▶ [What you have to do] Return all the entries exactly, keeping pictures out.

▶ [Rows]

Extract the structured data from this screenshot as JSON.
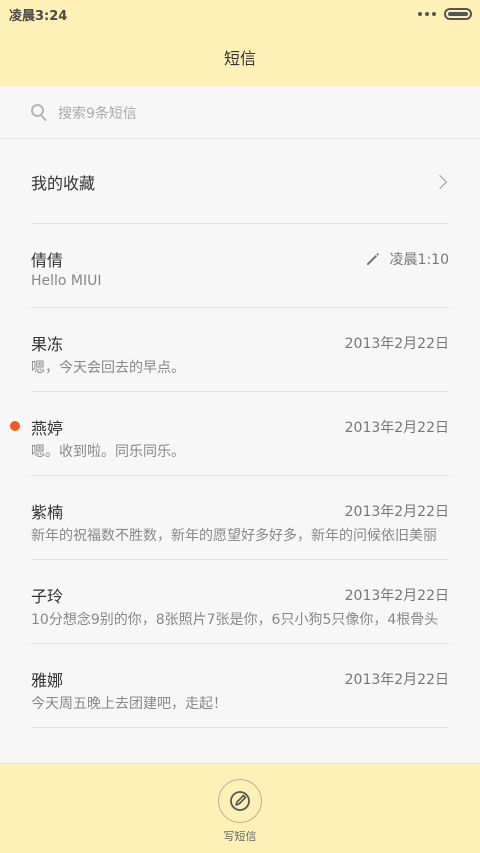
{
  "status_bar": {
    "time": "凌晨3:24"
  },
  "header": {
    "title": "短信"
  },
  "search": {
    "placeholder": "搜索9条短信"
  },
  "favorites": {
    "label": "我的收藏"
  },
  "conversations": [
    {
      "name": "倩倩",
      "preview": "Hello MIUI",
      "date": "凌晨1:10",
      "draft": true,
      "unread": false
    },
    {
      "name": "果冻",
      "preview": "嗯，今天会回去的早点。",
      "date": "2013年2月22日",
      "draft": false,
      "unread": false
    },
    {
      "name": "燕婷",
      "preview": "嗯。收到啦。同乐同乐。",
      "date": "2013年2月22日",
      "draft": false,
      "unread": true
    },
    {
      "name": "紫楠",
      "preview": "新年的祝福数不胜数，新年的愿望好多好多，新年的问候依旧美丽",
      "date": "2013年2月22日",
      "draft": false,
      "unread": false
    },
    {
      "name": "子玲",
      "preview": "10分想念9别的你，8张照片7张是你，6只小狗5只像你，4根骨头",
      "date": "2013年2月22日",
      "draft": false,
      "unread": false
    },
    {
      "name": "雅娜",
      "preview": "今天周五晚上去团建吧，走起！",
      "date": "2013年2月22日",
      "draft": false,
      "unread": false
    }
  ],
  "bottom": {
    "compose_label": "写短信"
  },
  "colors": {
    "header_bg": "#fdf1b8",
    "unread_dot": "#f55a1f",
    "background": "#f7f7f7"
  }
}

▶ [Complete output]
Extract the structured data from this screenshot as JSON.
{
  "status_bar": {
    "time": "凌晨3:24"
  },
  "header": {
    "title": "短信"
  },
  "search": {
    "placeholder": "搜索9条短信"
  },
  "favorites": {
    "label": "我的收藏"
  },
  "conversations": [
    {
      "name": "倩倩",
      "preview": "Hello MIUI",
      "date": "凌晨1:10",
      "draft": true,
      "unread": false
    },
    {
      "name": "果冻",
      "preview": "嗯，今天会回去的早点。",
      "date": "2013年2月22日",
      "draft": false,
      "unread": false
    },
    {
      "name": "燕婷",
      "preview": "嗯。收到啦。同乐同乐。",
      "date": "2013年2月22日",
      "draft": false,
      "unread": true
    },
    {
      "name": "紫楠",
      "preview": "新年的祝福数不胜数，新年的愿望好多好多，新年的问候依旧美丽",
      "date": "2013年2月22日",
      "draft": false,
      "unread": false
    },
    {
      "name": "子玲",
      "preview": "10分想念9别的你，8张照片7张是你，6只小狗5只像你，4根骨头",
      "date": "2013年2月22日",
      "draft": false,
      "unread": false
    },
    {
      "name": "雅娜",
      "preview": "今天周五晚上去团建吧，走起！",
      "date": "2013年2月22日",
      "draft": false,
      "unread": false
    }
  ],
  "bottom": {
    "compose_label": "写短信"
  },
  "colors": {
    "header_bg": "#fdf1b8",
    "unread_dot": "#f55a1f",
    "background": "#f7f7f7"
  }
}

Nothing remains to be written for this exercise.